Please say how many lines of the listing hold "Park", with no other words in the answer.

-- -- --

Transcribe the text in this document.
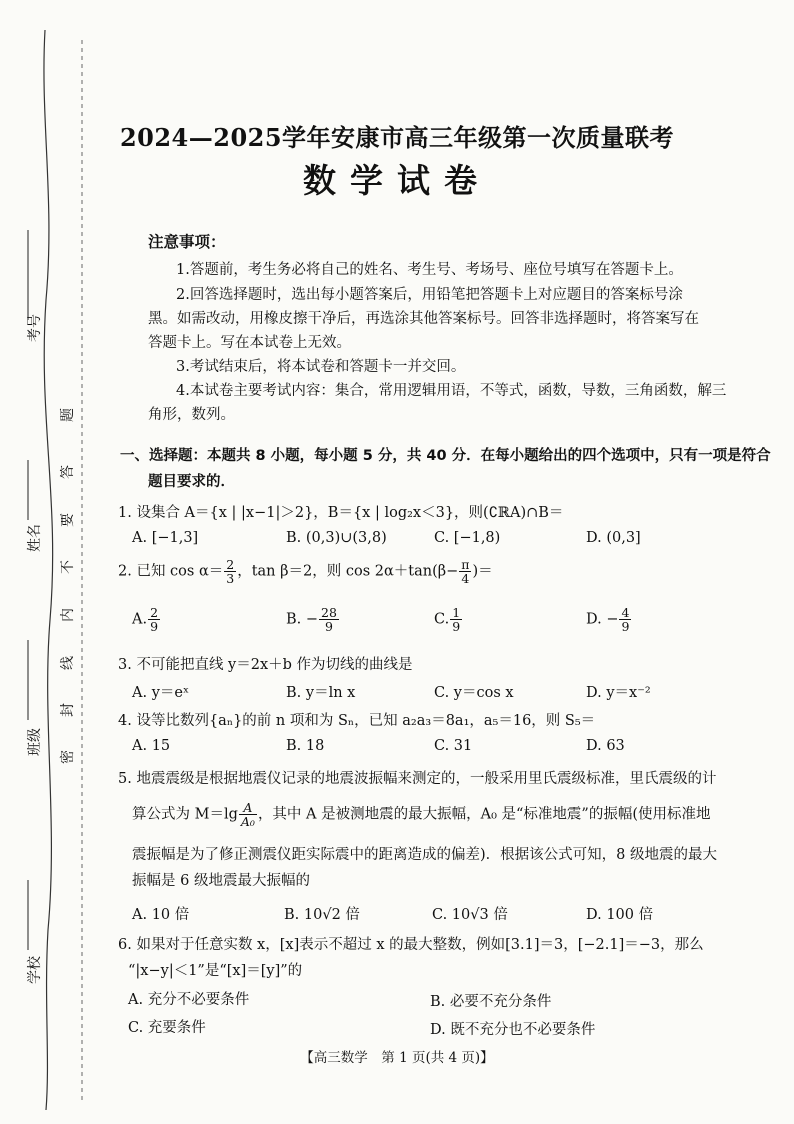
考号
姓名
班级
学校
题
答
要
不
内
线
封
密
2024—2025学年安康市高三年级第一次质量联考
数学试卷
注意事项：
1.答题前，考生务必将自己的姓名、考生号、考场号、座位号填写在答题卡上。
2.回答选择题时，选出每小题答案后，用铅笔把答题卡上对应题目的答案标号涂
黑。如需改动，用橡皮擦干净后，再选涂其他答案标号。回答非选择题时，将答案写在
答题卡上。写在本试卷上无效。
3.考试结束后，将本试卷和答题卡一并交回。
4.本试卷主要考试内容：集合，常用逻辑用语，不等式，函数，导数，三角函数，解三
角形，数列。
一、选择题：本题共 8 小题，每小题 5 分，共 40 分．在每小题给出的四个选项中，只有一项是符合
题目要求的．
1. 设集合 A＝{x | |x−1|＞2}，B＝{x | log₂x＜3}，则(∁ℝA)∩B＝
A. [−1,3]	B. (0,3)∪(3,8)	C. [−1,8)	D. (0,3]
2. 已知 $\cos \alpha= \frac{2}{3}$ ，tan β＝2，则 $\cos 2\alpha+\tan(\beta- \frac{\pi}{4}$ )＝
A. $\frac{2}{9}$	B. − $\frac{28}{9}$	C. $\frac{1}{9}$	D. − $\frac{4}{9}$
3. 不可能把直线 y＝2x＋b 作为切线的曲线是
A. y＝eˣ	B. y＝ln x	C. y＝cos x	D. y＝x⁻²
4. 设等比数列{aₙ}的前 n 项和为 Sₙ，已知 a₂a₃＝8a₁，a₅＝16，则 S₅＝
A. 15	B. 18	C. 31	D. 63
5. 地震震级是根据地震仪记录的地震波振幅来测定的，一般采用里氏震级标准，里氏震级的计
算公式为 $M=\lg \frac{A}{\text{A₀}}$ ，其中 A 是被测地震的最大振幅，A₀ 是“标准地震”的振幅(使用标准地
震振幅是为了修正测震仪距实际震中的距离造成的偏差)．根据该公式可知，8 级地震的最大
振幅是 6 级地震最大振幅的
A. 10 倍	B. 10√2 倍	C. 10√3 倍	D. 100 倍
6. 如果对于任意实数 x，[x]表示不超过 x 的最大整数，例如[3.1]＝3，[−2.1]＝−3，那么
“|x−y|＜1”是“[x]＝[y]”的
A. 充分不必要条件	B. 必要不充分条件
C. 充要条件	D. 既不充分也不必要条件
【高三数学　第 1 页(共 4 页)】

-- -- --

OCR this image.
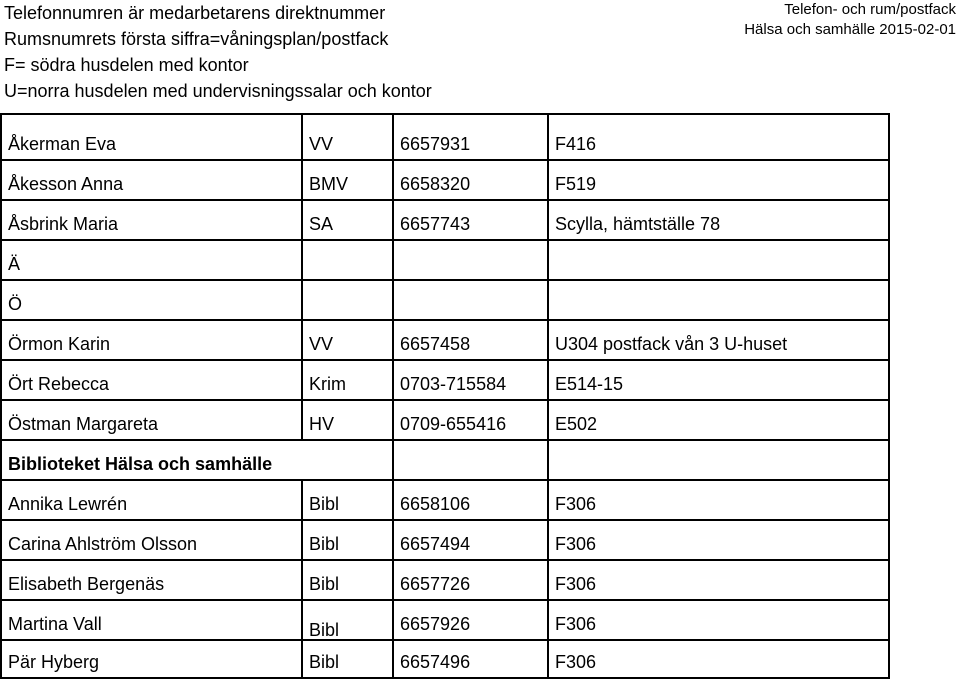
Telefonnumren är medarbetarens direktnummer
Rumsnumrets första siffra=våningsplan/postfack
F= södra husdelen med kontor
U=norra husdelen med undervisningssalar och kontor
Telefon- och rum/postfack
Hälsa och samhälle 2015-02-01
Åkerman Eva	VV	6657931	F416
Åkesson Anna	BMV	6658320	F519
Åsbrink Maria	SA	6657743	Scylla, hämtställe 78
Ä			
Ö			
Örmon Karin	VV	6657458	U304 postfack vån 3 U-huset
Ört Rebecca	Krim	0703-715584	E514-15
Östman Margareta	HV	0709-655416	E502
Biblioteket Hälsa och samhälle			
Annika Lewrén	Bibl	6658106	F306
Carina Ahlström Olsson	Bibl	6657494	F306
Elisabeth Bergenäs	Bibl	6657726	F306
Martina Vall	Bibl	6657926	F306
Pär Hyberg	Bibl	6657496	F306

-- -- --

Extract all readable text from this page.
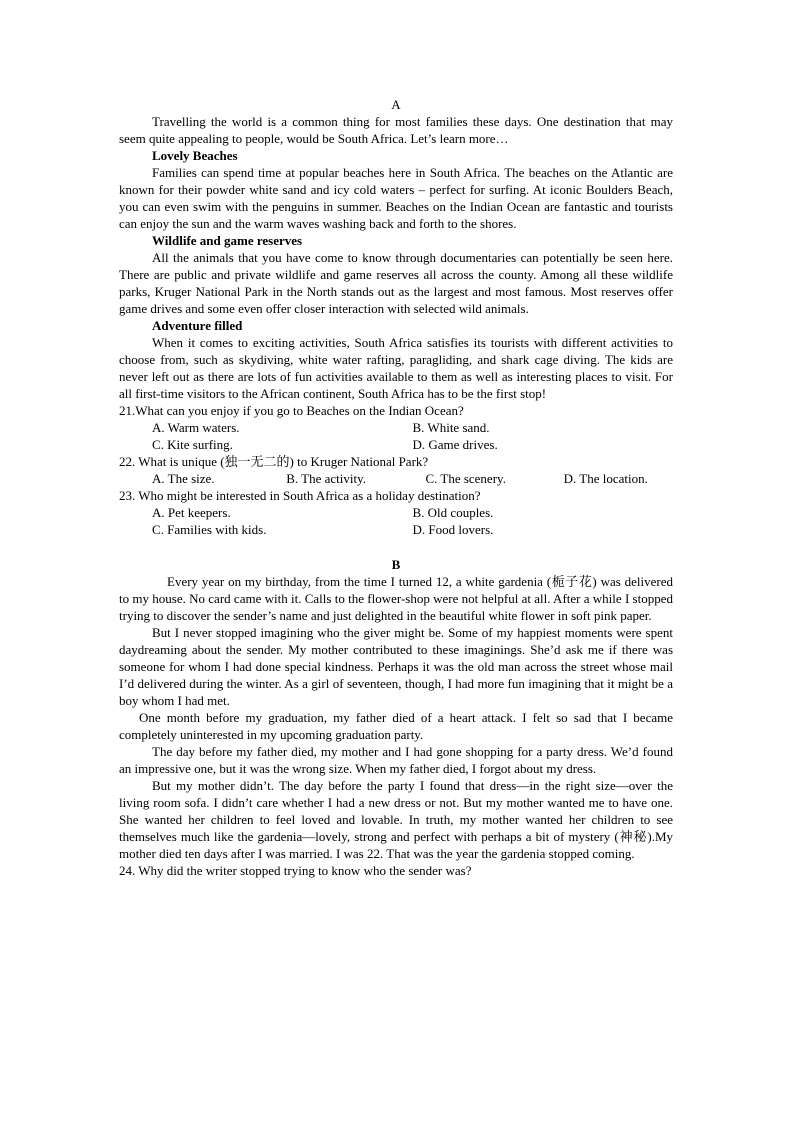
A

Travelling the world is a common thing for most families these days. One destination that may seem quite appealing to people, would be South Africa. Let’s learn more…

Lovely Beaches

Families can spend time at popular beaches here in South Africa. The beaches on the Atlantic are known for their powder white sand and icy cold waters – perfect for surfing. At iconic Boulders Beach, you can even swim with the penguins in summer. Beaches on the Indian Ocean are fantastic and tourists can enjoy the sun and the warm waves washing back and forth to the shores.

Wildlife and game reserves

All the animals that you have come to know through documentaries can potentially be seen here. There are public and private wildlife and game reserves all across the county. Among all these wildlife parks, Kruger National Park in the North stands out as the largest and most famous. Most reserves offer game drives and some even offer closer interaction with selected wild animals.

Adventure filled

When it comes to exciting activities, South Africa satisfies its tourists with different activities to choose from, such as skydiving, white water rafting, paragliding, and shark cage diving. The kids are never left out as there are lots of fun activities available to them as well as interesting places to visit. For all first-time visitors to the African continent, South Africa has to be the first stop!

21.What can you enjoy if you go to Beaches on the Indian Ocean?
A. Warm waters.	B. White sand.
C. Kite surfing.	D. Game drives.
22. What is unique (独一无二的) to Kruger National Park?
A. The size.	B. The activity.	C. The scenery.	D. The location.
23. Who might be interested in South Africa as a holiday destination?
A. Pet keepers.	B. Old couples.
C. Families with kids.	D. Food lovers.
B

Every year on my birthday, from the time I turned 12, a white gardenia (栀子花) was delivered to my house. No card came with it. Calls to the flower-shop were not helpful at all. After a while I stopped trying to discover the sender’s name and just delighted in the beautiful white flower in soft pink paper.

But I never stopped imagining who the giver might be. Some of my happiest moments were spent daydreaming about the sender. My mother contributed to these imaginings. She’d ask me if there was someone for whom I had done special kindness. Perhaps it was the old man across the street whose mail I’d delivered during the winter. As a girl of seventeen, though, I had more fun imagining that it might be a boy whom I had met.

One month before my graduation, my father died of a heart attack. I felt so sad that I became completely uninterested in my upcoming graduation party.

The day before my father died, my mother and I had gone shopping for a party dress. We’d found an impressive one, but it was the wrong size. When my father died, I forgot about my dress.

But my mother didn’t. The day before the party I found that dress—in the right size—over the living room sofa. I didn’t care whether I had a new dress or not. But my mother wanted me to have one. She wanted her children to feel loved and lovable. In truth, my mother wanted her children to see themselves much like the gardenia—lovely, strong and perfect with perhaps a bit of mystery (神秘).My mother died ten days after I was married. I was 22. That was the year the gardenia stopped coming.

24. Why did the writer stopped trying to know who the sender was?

-- -- --

> _WRITTEN SOLUTION_
2